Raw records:

[Begin]

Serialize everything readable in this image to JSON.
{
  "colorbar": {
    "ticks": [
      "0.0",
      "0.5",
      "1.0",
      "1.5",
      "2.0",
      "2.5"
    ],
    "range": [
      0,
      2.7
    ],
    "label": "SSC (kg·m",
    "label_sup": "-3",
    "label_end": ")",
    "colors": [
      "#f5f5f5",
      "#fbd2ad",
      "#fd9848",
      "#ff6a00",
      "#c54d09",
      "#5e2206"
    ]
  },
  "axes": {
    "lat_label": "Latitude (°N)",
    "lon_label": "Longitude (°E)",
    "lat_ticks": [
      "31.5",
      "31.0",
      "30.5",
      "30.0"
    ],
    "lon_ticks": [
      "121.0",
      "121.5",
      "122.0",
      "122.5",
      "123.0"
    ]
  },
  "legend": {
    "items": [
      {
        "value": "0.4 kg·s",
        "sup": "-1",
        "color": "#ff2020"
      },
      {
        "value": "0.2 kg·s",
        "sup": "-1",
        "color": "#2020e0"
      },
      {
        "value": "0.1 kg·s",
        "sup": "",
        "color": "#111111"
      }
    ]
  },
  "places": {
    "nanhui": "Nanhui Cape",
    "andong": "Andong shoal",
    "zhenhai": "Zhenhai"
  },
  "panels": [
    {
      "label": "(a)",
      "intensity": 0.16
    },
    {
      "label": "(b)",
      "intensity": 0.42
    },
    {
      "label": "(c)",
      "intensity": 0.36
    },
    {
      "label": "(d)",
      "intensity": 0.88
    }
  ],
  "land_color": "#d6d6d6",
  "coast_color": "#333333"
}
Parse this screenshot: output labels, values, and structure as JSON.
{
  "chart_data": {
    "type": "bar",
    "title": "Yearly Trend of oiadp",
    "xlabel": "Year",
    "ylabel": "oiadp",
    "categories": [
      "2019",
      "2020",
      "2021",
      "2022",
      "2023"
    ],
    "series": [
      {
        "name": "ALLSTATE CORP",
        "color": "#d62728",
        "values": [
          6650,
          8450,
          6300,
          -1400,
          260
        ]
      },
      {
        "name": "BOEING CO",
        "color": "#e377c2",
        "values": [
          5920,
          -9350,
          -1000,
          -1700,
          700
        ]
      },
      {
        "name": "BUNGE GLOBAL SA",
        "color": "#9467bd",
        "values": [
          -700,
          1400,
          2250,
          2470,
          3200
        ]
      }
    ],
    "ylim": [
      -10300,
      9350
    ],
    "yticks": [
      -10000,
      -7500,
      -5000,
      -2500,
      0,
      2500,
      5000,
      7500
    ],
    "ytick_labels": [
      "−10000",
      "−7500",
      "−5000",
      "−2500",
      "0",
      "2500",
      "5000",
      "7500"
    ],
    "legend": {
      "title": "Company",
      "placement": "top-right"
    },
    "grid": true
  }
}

[End]

- [Task description]:
Quote all of the entries verbatim.

- [The completed task]:
Serialize everything readable in this image to JSON.
{
  "colorbar": {
    "ticks": [
      "0.0",
      "0.5",
      "1.0",
      "1.5",
      "2.0",
      "2.5"
    ],
    "range": [
      0,
      2.7
    ],
    "label": "SSC (kg·m",
    "label_sup": "-3",
    "label_end": ")",
    "colors": [
      "#f5f5f5",
      "#fbd2ad",
      "#fd9848",
      "#ff6a00",
      "#c54d09",
      "#5e2206"
    ]
  },
  "axes": {
    "lat_label": "Latitude (°N)",
    "lon_label": "Longitude (°E)",
    "lat_ticks": [
      "31.5",
      "31.0",
      "30.5",
      "30.0"
    ],
    "lon_ticks": [
      "121.0",
      "121.5",
      "122.0",
      "122.5",
      "123.0"
    ]
  },
  "legend": {
    "items": [
      {
        "value": "0.4 kg·s",
        "sup": "-1",
        "color": "#ff2020"
      },
      {
        "value": "0.2 kg·s",
        "sup": "-1",
        "color": "#2020e0"
      },
      {
        "value": "0.1 kg·s",
        "sup": "",
        "color": "#111111"
      }
    ]
  },
  "places": {
    "nanhui": "Nanhui Cape",
    "andong": "Andong shoal",
    "zhenhai": "Zhenhai"
  },
  "panels": [
    {
      "label": "(a)",
      "intensity": 0.16
    },
    {
      "label": "(b)",
      "intensity": 0.42
    },
    {
      "label": "(c)",
      "intensity": 0.36
    },
    {
      "label": "(d)",
      "intensity": 0.88
    }
  ],
  "land_color": "#d6d6d6",
  "coast_color": "#333333"
}
Parse this screenshot: output labels, values, and structure as JSON.
{
  "chart_data": {
    "type": "bar",
    "title": "Yearly Trend of oiadp",
    "xlabel": "Year",
    "ylabel": "oiadp",
    "categories": [
      "2019",
      "2020",
      "2021",
      "2022",
      "2023"
    ],
    "series": [
      {
        "name": "ALLSTATE CORP",
        "color": "#d62728",
        "values": [
          6650,
          8450,
          6300,
          -1400,
          260
        ]
      },
      {
        "name": "BOEING CO",
        "color": "#e377c2",
        "values": [
          5920,
          -9350,
          -1000,
          -1700,
          700
        ]
      },
      {
        "name": "BUNGE GLOBAL SA",
        "color": "#9467bd",
        "values": [
          -700,
          1400,
          2250,
          2470,
          3200
        ]
      }
    ],
    "ylim": [
      -10300,
      9350
    ],
    "yticks": [
      -10000,
      -7500,
      -5000,
      -2500,
      0,
      2500,
      5000,
      7500
    ],
    "ytick_labels": [
      "−10000",
      "−7500",
      "−5000",
      "−2500",
      "0",
      "2500",
      "5000",
      "7500"
    ],
    "legend": {
      "title": "Company",
      "placement": "top-right"
    },
    "grid": true
  }
}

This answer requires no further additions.